- The request -
Transcribe the listing word for word.

- Records for the task -
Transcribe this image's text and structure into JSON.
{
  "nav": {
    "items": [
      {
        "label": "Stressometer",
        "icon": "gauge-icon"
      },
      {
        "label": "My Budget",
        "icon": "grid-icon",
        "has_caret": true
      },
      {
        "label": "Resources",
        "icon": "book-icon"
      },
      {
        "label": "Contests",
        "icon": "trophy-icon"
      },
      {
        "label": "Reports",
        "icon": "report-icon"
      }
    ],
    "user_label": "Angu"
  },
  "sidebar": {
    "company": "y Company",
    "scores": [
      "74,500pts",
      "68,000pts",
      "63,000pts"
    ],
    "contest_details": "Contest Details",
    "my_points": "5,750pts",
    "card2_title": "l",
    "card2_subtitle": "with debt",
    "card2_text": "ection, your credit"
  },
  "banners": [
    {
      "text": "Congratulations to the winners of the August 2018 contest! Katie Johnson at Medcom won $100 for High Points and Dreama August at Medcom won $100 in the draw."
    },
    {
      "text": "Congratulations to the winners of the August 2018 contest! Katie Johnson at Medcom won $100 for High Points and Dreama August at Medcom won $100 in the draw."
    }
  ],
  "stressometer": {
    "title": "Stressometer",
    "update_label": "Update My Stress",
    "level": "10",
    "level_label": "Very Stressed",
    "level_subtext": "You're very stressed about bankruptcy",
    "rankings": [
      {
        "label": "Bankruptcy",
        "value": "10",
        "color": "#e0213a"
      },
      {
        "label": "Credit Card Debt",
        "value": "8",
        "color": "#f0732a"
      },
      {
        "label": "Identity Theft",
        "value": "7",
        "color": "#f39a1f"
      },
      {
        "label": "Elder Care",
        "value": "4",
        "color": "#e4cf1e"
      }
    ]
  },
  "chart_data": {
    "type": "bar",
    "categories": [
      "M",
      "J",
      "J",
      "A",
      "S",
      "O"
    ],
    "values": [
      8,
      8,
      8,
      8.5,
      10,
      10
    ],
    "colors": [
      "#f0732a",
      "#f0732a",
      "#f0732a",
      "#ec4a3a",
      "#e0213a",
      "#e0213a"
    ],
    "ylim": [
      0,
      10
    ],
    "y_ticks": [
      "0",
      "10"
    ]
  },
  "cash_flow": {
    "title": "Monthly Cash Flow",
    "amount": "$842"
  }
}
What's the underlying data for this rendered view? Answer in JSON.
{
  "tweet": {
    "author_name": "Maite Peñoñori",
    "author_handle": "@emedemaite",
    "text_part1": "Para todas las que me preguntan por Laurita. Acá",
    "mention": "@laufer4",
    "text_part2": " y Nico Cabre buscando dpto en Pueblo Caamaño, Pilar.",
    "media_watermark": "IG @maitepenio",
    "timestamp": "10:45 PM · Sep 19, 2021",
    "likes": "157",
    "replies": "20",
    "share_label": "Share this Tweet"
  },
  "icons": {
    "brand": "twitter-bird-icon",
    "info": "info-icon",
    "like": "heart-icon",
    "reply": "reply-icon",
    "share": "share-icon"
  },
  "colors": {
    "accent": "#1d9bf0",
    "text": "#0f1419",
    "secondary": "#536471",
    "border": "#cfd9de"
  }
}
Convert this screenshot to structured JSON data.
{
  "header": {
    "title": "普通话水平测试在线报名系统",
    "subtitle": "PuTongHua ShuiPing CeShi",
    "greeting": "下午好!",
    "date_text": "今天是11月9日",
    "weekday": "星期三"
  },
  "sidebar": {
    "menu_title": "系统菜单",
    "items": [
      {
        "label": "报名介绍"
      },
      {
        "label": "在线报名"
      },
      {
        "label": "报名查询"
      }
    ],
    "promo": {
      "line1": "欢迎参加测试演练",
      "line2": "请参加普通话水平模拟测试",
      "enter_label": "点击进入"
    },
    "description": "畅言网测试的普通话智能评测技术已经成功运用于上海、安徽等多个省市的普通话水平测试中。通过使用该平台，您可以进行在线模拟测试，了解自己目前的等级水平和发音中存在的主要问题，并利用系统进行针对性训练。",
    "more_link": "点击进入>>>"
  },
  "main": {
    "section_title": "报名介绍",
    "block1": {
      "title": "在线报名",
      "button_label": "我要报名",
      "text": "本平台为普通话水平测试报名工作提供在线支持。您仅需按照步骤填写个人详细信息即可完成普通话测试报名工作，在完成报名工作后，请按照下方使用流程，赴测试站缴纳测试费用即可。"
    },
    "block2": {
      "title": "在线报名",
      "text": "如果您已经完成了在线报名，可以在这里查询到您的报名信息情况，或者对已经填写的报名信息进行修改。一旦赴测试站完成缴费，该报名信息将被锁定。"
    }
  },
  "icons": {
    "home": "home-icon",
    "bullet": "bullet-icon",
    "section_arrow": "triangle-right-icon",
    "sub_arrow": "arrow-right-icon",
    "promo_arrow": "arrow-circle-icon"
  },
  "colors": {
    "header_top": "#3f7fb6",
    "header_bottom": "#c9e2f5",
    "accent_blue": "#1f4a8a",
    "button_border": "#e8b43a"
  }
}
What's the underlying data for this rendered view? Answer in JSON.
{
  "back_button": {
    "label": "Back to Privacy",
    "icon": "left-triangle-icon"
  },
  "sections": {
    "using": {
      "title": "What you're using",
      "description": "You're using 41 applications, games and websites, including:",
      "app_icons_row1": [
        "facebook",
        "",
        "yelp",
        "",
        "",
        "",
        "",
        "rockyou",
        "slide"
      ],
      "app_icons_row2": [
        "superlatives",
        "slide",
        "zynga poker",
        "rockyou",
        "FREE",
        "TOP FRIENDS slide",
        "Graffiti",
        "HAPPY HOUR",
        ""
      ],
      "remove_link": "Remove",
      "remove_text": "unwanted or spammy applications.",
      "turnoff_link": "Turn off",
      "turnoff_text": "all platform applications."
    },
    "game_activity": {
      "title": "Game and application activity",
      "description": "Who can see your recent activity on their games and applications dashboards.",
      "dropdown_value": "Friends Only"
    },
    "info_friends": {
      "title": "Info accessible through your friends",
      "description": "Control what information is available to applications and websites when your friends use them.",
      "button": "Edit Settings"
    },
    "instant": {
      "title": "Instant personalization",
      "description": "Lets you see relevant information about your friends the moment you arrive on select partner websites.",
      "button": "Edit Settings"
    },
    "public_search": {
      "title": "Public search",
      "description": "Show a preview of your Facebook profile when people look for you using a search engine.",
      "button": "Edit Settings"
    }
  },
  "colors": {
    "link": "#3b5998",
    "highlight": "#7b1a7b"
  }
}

- Task result -
Transcribe this image's text and structure into JSON.
{
  "nav": {
    "items": [
      {
        "label": "Stressometer",
        "icon": "gauge-icon"
      },
      {
        "label": "My Budget",
        "icon": "grid-icon",
        "has_caret": true
      },
      {
        "label": "Resources",
        "icon": "book-icon"
      },
      {
        "label": "Contests",
        "icon": "trophy-icon"
      },
      {
        "label": "Reports",
        "icon": "report-icon"
      }
    ],
    "user_label": "Angu"
  },
  "sidebar": {
    "company": "y Company",
    "scores": [
      "74,500pts",
      "68,000pts",
      "63,000pts"
    ],
    "contest_details": "Contest Details",
    "my_points": "5,750pts",
    "card2_title": "l",
    "card2_subtitle": "with debt",
    "card2_text": "ection, your credit"
  },
  "banners": [
    {
      "text": "Congratulations to the winners of the August 2018 contest! Katie Johnson at Medcom won $100 for High Points and Dreama August at Medcom won $100 in the draw."
    },
    {
      "text": "Congratulations to the winners of the August 2018 contest! Katie Johnson at Medcom won $100 for High Points and Dreama August at Medcom won $100 in the draw."
    }
  ],
  "stressometer": {
    "title": "Stressometer",
    "update_label": "Update My Stress",
    "level": "10",
    "level_label": "Very Stressed",
    "level_subtext": "You're very stressed about bankruptcy",
    "rankings": [
      {
        "label": "Bankruptcy",
        "value": "10",
        "color": "#e0213a"
      },
      {
        "label": "Credit Card Debt",
        "value": "8",
        "color": "#f0732a"
      },
      {
        "label": "Identity Theft",
        "value": "7",
        "color": "#f39a1f"
      },
      {
        "label": "Elder Care",
        "value": "4",
        "color": "#e4cf1e"
      }
    ]
  },
  "chart_data": {
    "type": "bar",
    "categories": [
      "M",
      "J",
      "J",
      "A",
      "S",
      "O"
    ],
    "values": [
      8,
      8,
      8,
      8.5,
      10,
      10
    ],
    "colors": [
      "#f0732a",
      "#f0732a",
      "#f0732a",
      "#ec4a3a",
      "#e0213a",
      "#e0213a"
    ],
    "ylim": [
      0,
      10
    ],
    "y_ticks": [
      "0",
      "10"
    ]
  },
  "cash_flow": {
    "title": "Monthly Cash Flow",
    "amount": "$842"
  }
}
What's the underlying data for this rendered view? Answer in JSON.
{
  "tweet": {
    "author_name": "Maite Peñoñori",
    "author_handle": "@emedemaite",
    "text_part1": "Para todas las que me preguntan por Laurita. Acá",
    "mention": "@laufer4",
    "text_part2": " y Nico Cabre buscando dpto en Pueblo Caamaño, Pilar.",
    "media_watermark": "IG @maitepenio",
    "timestamp": "10:45 PM · Sep 19, 2021",
    "likes": "157",
    "replies": "20",
    "share_label": "Share this Tweet"
  },
  "icons": {
    "brand": "twitter-bird-icon",
    "info": "info-icon",
    "like": "heart-icon",
    "reply": "reply-icon",
    "share": "share-icon"
  },
  "colors": {
    "accent": "#1d9bf0",
    "text": "#0f1419",
    "secondary": "#536471",
    "border": "#cfd9de"
  }
}
Convert this screenshot to structured JSON data.
{
  "header": {
    "title": "普通话水平测试在线报名系统",
    "subtitle": "PuTongHua ShuiPing CeShi",
    "greeting": "下午好!",
    "date_text": "今天是11月9日",
    "weekday": "星期三"
  },
  "sidebar": {
    "menu_title": "系统菜单",
    "items": [
      {
        "label": "报名介绍"
      },
      {
        "label": "在线报名"
      },
      {
        "label": "报名查询"
      }
    ],
    "promo": {
      "line1": "欢迎参加测试演练",
      "line2": "请参加普通话水平模拟测试",
      "enter_label": "点击进入"
    },
    "description": "畅言网测试的普通话智能评测技术已经成功运用于上海、安徽等多个省市的普通话水平测试中。通过使用该平台，您可以进行在线模拟测试，了解自己目前的等级水平和发音中存在的主要问题，并利用系统进行针对性训练。",
    "more_link": "点击进入>>>"
  },
  "main": {
    "section_title": "报名介绍",
    "block1": {
      "title": "在线报名",
      "button_label": "我要报名",
      "text": "本平台为普通话水平测试报名工作提供在线支持。您仅需按照步骤填写个人详细信息即可完成普通话测试报名工作，在完成报名工作后，请按照下方使用流程，赴测试站缴纳测试费用即可。"
    },
    "block2": {
      "title": "在线报名",
      "text": "如果您已经完成了在线报名，可以在这里查询到您的报名信息情况，或者对已经填写的报名信息进行修改。一旦赴测试站完成缴费，该报名信息将被锁定。"
    }
  },
  "icons": {
    "home": "home-icon",
    "bullet": "bullet-icon",
    "section_arrow": "triangle-right-icon",
    "sub_arrow": "arrow-right-icon",
    "promo_arrow": "arrow-circle-icon"
  },
  "colors": {
    "header_top": "#3f7fb6",
    "header_bottom": "#c9e2f5",
    "accent_blue": "#1f4a8a",
    "button_border": "#e8b43a"
  }
}
What's the underlying data for this rendered view? Answer in JSON.
{
  "back_button": {
    "label": "Back to Privacy",
    "icon": "left-triangle-icon"
  },
  "sections": {
    "using": {
      "title": "What you're using",
      "description": "You're using 41 applications, games and websites, including:",
      "app_icons_row1": [
        "facebook",
        "",
        "yelp",
        "",
        "",
        "",
        "",
        "rockyou",
        "slide"
      ],
      "app_icons_row2": [
        "superlatives",
        "slide",
        "zynga poker",
        "rockyou",
        "FREE",
        "TOP FRIENDS slide",
        "Graffiti",
        "HAPPY HOUR",
        ""
      ],
      "remove_link": "Remove",
      "remove_text": "unwanted or spammy applications.",
      "turnoff_link": "Turn off",
      "turnoff_text": "all platform applications."
    },
    "game_activity": {
      "title": "Game and application activity",
      "description": "Who can see your recent activity on their games and applications dashboards.",
      "dropdown_value": "Friends Only"
    },
    "info_friends": {
      "title": "Info accessible through your friends",
      "description": "Control what information is available to applications and websites when your friends use them.",
      "button": "Edit Settings"
    },
    "instant": {
      "title": "Instant personalization",
      "description": "Lets you see relevant information about your friends the moment you arrive on select partner websites.",
      "button": "Edit Settings"
    },
    "public_search": {
      "title": "Public search",
      "description": "Show a preview of your Facebook profile when people look for you using a search engine.",
      "button": "Edit Settings"
    }
  },
  "colors": {
    "link": "#3b5998",
    "highlight": "#7b1a7b"
  }
}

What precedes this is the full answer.